(WHAT TO WORK ON) Would you quote the material below in full and unchanged?

(PROVIDED DATA)
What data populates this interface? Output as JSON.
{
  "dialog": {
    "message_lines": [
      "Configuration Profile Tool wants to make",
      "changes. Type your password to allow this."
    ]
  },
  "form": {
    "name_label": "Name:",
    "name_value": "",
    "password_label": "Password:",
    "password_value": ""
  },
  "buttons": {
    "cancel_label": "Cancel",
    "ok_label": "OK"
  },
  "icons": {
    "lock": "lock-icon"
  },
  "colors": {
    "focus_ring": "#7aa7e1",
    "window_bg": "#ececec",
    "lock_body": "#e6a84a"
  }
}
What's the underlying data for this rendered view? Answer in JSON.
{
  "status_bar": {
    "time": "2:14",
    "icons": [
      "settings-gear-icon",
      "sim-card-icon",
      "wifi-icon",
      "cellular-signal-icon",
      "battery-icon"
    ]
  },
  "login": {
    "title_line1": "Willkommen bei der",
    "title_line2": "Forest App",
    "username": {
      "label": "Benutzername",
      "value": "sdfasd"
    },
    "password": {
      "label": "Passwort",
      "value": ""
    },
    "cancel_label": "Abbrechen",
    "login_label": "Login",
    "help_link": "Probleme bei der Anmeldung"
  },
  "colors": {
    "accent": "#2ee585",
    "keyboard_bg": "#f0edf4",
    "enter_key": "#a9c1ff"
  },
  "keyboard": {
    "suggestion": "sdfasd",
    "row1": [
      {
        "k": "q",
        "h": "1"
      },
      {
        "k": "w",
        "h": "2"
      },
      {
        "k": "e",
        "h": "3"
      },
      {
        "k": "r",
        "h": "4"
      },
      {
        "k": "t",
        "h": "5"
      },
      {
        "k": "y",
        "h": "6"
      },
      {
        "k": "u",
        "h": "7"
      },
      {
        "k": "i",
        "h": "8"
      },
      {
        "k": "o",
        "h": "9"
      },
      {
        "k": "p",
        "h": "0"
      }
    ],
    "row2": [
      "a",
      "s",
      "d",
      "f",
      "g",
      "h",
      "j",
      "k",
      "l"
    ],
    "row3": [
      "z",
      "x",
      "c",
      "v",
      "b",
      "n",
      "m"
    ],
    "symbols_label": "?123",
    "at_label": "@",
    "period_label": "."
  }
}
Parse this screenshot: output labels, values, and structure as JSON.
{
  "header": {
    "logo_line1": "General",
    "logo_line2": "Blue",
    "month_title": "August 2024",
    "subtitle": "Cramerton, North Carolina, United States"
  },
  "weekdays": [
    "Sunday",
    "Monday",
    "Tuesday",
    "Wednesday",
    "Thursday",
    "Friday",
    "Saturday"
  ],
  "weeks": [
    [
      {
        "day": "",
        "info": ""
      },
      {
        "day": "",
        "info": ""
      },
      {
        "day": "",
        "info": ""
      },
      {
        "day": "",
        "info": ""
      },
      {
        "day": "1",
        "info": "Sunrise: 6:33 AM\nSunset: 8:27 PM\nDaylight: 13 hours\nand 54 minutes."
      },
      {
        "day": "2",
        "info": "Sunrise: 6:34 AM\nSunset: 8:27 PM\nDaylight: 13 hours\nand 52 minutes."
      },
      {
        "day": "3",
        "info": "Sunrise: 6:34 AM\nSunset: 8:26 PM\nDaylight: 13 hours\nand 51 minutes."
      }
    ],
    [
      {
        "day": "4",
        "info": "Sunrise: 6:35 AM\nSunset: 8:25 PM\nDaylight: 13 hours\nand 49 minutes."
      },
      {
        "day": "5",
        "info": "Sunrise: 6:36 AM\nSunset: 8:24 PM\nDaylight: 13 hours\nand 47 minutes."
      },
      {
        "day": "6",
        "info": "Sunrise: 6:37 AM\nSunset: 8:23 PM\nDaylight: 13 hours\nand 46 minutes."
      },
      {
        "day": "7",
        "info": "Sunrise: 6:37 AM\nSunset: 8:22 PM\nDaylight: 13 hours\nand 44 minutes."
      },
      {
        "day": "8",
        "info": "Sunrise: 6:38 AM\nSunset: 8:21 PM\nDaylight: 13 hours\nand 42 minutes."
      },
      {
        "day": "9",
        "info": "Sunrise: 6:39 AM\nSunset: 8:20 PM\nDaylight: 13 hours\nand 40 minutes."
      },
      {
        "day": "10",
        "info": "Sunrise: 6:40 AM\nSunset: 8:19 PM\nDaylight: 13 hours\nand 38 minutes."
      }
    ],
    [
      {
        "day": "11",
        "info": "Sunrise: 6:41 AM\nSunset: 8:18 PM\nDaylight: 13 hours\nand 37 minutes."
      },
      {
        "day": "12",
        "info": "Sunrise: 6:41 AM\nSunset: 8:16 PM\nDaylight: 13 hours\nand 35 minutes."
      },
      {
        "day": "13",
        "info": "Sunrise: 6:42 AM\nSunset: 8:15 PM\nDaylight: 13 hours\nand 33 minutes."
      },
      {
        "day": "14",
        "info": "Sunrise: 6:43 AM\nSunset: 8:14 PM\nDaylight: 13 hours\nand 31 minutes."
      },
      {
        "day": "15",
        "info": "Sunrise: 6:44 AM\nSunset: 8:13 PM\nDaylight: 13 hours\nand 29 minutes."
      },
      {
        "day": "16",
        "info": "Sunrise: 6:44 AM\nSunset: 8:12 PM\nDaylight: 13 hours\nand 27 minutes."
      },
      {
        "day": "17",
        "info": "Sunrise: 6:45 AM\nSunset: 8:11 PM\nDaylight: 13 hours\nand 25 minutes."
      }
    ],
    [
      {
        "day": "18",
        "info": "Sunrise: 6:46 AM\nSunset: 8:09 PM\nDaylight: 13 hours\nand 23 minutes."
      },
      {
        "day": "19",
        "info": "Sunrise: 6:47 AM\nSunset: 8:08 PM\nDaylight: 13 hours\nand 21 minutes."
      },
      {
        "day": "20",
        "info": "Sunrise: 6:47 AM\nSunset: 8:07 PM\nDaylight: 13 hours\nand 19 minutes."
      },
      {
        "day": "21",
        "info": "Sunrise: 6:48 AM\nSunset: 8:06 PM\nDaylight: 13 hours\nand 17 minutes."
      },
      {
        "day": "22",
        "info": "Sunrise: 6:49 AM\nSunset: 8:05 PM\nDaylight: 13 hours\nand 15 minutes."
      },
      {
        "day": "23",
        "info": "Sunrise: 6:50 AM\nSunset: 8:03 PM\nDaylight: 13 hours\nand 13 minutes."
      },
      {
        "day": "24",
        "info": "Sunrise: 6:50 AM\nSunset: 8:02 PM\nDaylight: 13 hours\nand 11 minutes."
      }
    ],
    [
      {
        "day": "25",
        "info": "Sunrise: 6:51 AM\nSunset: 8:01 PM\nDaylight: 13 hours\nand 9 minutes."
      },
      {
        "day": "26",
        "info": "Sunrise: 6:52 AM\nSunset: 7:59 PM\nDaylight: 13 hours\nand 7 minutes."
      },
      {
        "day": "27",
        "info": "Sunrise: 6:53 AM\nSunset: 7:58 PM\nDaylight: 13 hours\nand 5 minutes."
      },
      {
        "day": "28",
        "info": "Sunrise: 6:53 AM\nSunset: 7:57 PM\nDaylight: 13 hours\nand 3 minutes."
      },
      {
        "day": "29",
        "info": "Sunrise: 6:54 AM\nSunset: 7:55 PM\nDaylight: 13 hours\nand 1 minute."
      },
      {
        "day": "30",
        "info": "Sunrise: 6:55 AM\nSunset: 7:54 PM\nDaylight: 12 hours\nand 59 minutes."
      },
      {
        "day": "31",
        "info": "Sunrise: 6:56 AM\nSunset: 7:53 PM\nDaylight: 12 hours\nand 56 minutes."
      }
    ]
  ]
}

(FULL ANSWER)
What data populates this interface? Output as JSON.
{
  "dialog": {
    "message_lines": [
      "Configuration Profile Tool wants to make",
      "changes. Type your password to allow this."
    ]
  },
  "form": {
    "name_label": "Name:",
    "name_value": "",
    "password_label": "Password:",
    "password_value": ""
  },
  "buttons": {
    "cancel_label": "Cancel",
    "ok_label": "OK"
  },
  "icons": {
    "lock": "lock-icon"
  },
  "colors": {
    "focus_ring": "#7aa7e1",
    "window_bg": "#ececec",
    "lock_body": "#e6a84a"
  }
}
What's the underlying data for this rendered view? Answer in JSON.
{
  "status_bar": {
    "time": "2:14",
    "icons": [
      "settings-gear-icon",
      "sim-card-icon",
      "wifi-icon",
      "cellular-signal-icon",
      "battery-icon"
    ]
  },
  "login": {
    "title_line1": "Willkommen bei der",
    "title_line2": "Forest App",
    "username": {
      "label": "Benutzername",
      "value": "sdfasd"
    },
    "password": {
      "label": "Passwort",
      "value": ""
    },
    "cancel_label": "Abbrechen",
    "login_label": "Login",
    "help_link": "Probleme bei der Anmeldung"
  },
  "colors": {
    "accent": "#2ee585",
    "keyboard_bg": "#f0edf4",
    "enter_key": "#a9c1ff"
  },
  "keyboard": {
    "suggestion": "sdfasd",
    "row1": [
      {
        "k": "q",
        "h": "1"
      },
      {
        "k": "w",
        "h": "2"
      },
      {
        "k": "e",
        "h": "3"
      },
      {
        "k": "r",
        "h": "4"
      },
      {
        "k": "t",
        "h": "5"
      },
      {
        "k": "y",
        "h": "6"
      },
      {
        "k": "u",
        "h": "7"
      },
      {
        "k": "i",
        "h": "8"
      },
      {
        "k": "o",
        "h": "9"
      },
      {
        "k": "p",
        "h": "0"
      }
    ],
    "row2": [
      "a",
      "s",
      "d",
      "f",
      "g",
      "h",
      "j",
      "k",
      "l"
    ],
    "row3": [
      "z",
      "x",
      "c",
      "v",
      "b",
      "n",
      "m"
    ],
    "symbols_label": "?123",
    "at_label": "@",
    "period_label": "."
  }
}
Parse this screenshot: output labels, values, and structure as JSON.
{
  "header": {
    "logo_line1": "General",
    "logo_line2": "Blue",
    "month_title": "August 2024",
    "subtitle": "Cramerton, North Carolina, United States"
  },
  "weekdays": [
    "Sunday",
    "Monday",
    "Tuesday",
    "Wednesday",
    "Thursday",
    "Friday",
    "Saturday"
  ],
  "weeks": [
    [
      {
        "day": "",
        "info": ""
      },
      {
        "day": "",
        "info": ""
      },
      {
        "day": "",
        "info": ""
      },
      {
        "day": "",
        "info": ""
      },
      {
        "day": "1",
        "info": "Sunrise: 6:33 AM\nSunset: 8:27 PM\nDaylight: 13 hours\nand 54 minutes."
      },
      {
        "day": "2",
        "info": "Sunrise: 6:34 AM\nSunset: 8:27 PM\nDaylight: 13 hours\nand 52 minutes."
      },
      {
        "day": "3",
        "info": "Sunrise: 6:34 AM\nSunset: 8:26 PM\nDaylight: 13 hours\nand 51 minutes."
      }
    ],
    [
      {
        "day": "4",
        "info": "Sunrise: 6:35 AM\nSunset: 8:25 PM\nDaylight: 13 hours\nand 49 minutes."
      },
      {
        "day": "5",
        "info": "Sunrise: 6:36 AM\nSunset: 8:24 PM\nDaylight: 13 hours\nand 47 minutes."
      },
      {
        "day": "6",
        "info": "Sunrise: 6:37 AM\nSunset: 8:23 PM\nDaylight: 13 hours\nand 46 minutes."
      },
      {
        "day": "7",
        "info": "Sunrise: 6:37 AM\nSunset: 8:22 PM\nDaylight: 13 hours\nand 44 minutes."
      },
      {
        "day": "8",
        "info": "Sunrise: 6:38 AM\nSunset: 8:21 PM\nDaylight: 13 hours\nand 42 minutes."
      },
      {
        "day": "9",
        "info": "Sunrise: 6:39 AM\nSunset: 8:20 PM\nDaylight: 13 hours\nand 40 minutes."
      },
      {
        "day": "10",
        "info": "Sunrise: 6:40 AM\nSunset: 8:19 PM\nDaylight: 13 hours\nand 38 minutes."
      }
    ],
    [
      {
        "day": "11",
        "info": "Sunrise: 6:41 AM\nSunset: 8:18 PM\nDaylight: 13 hours\nand 37 minutes."
      },
      {
        "day": "12",
        "info": "Sunrise: 6:41 AM\nSunset: 8:16 PM\nDaylight: 13 hours\nand 35 minutes."
      },
      {
        "day": "13",
        "info": "Sunrise: 6:42 AM\nSunset: 8:15 PM\nDaylight: 13 hours\nand 33 minutes."
      },
      {
        "day": "14",
        "info": "Sunrise: 6:43 AM\nSunset: 8:14 PM\nDaylight: 13 hours\nand 31 minutes."
      },
      {
        "day": "15",
        "info": "Sunrise: 6:44 AM\nSunset: 8:13 PM\nDaylight: 13 hours\nand 29 minutes."
      },
      {
        "day": "16",
        "info": "Sunrise: 6:44 AM\nSunset: 8:12 PM\nDaylight: 13 hours\nand 27 minutes."
      },
      {
        "day": "17",
        "info": "Sunrise: 6:45 AM\nSunset: 8:11 PM\nDaylight: 13 hours\nand 25 minutes."
      }
    ],
    [
      {
        "day": "18",
        "info": "Sunrise: 6:46 AM\nSunset: 8:09 PM\nDaylight: 13 hours\nand 23 minutes."
      },
      {
        "day": "19",
        "info": "Sunrise: 6:47 AM\nSunset: 8:08 PM\nDaylight: 13 hours\nand 21 minutes."
      },
      {
        "day": "20",
        "info": "Sunrise: 6:47 AM\nSunset: 8:07 PM\nDaylight: 13 hours\nand 19 minutes."
      },
      {
        "day": "21",
        "info": "Sunrise: 6:48 AM\nSunset: 8:06 PM\nDaylight: 13 hours\nand 17 minutes."
      },
      {
        "day": "22",
        "info": "Sunrise: 6:49 AM\nSunset: 8:05 PM\nDaylight: 13 hours\nand 15 minutes."
      },
      {
        "day": "23",
        "info": "Sunrise: 6:50 AM\nSunset: 8:03 PM\nDaylight: 13 hours\nand 13 minutes."
      },
      {
        "day": "24",
        "info": "Sunrise: 6:50 AM\nSunset: 8:02 PM\nDaylight: 13 hours\nand 11 minutes."
      }
    ],
    [
      {
        "day": "25",
        "info": "Sunrise: 6:51 AM\nSunset: 8:01 PM\nDaylight: 13 hours\nand 9 minutes."
      },
      {
        "day": "26",
        "info": "Sunrise: 6:52 AM\nSunset: 7:59 PM\nDaylight: 13 hours\nand 7 minutes."
      },
      {
        "day": "27",
        "info": "Sunrise: 6:53 AM\nSunset: 7:58 PM\nDaylight: 13 hours\nand 5 minutes."
      },
      {
        "day": "28",
        "info": "Sunrise: 6:53 AM\nSunset: 7:57 PM\nDaylight: 13 hours\nand 3 minutes."
      },
      {
        "day": "29",
        "info": "Sunrise: 6:54 AM\nSunset: 7:55 PM\nDaylight: 13 hours\nand 1 minute."
      },
      {
        "day": "30",
        "info": "Sunrise: 6:55 AM\nSunset: 7:54 PM\nDaylight: 12 hours\nand 59 minutes."
      },
      {
        "day": "31",
        "info": "Sunrise: 6:56 AM\nSunset: 7:53 PM\nDaylight: 12 hours\nand 56 minutes."
      }
    ]
  ]
}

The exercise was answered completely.